◆ **Exercise**:
What lines of the data hold the string "text"? Pull each one out.
* * * *
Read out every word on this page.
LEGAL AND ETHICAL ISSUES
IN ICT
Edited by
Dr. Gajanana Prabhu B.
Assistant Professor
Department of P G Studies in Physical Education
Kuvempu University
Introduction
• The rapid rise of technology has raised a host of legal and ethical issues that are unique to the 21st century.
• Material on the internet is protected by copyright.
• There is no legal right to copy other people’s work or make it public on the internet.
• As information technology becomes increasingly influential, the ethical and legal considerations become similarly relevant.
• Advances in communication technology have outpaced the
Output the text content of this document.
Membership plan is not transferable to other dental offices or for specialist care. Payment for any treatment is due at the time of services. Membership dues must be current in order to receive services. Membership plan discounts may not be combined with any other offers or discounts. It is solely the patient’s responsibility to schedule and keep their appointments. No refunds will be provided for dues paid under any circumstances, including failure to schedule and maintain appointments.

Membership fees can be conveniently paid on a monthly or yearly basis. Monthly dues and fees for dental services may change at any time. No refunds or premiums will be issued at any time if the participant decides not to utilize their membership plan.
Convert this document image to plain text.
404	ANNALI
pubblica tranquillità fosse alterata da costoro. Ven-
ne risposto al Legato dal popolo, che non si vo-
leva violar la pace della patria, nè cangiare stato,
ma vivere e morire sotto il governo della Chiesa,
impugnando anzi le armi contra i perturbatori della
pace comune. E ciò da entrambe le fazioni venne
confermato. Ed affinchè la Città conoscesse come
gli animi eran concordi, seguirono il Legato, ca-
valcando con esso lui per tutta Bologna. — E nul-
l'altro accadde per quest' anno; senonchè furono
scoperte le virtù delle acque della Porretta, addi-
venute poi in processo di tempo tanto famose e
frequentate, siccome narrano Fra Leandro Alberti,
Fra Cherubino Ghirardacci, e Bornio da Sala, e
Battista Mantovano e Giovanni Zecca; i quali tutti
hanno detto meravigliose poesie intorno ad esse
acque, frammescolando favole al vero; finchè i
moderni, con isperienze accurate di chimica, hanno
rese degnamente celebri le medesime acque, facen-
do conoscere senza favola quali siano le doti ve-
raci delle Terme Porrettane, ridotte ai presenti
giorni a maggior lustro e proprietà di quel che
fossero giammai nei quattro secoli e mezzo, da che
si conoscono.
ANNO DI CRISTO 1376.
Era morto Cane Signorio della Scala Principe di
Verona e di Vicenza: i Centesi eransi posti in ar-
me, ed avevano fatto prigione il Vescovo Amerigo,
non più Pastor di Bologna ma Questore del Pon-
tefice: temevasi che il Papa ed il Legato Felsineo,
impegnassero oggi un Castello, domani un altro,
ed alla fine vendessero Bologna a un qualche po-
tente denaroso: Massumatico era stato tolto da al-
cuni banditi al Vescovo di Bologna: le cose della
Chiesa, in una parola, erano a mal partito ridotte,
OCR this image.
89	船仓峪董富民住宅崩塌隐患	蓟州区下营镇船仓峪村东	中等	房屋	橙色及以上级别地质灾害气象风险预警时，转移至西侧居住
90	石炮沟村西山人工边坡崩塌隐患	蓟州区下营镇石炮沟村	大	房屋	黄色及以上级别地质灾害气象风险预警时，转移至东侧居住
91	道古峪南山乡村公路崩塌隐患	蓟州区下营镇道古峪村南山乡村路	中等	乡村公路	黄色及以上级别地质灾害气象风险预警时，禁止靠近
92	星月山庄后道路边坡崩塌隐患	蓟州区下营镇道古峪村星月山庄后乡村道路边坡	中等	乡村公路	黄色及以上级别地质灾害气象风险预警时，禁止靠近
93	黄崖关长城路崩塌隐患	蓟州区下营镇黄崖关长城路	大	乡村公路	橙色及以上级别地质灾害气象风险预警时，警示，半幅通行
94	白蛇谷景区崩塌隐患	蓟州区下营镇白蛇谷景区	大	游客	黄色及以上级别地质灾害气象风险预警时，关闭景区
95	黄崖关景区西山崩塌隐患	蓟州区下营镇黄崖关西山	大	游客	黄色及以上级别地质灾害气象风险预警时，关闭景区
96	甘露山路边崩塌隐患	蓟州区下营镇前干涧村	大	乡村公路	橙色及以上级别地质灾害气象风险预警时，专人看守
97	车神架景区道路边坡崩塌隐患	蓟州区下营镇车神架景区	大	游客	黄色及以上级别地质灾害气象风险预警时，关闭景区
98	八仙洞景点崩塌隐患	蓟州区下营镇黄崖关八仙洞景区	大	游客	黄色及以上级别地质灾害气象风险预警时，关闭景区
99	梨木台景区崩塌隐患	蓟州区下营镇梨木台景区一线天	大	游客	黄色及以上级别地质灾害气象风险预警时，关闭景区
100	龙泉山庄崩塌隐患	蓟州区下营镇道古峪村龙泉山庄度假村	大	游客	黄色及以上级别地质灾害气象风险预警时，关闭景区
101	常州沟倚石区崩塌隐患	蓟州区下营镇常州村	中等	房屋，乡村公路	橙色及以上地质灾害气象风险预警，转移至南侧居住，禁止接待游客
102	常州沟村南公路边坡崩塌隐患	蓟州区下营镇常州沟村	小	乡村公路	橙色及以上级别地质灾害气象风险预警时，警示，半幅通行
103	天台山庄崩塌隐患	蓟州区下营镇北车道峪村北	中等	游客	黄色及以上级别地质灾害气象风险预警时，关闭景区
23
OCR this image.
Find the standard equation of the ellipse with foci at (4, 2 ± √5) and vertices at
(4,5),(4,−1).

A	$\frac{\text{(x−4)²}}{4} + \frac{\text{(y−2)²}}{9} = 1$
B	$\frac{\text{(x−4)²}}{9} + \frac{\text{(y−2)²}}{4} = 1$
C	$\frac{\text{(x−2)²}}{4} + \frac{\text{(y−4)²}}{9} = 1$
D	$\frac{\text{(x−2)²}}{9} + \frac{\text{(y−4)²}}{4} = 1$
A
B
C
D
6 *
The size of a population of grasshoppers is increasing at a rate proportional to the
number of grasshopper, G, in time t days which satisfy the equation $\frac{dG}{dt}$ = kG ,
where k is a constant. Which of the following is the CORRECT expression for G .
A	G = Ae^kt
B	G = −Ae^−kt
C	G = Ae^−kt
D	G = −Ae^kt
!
* * * *
◆ **Task solution**:
Output the text content of this document.
Convert this document image to plain text.
A	$\frac{\text{(x−4)²}}{4} + \frac{\text{(y−2)²}}{9} = 1$
B	$\frac{\text{(x−4)²}}{9} + \frac{\text{(y−2)²}}{4} = 1$
C	$\frac{\text{(x−2)²}}{4} + \frac{\text{(y−4)²}}{9} = 1$
D	$\frac{\text{(x−2)²}}{9} + \frac{\text{(y−4)²}}{4} = 1$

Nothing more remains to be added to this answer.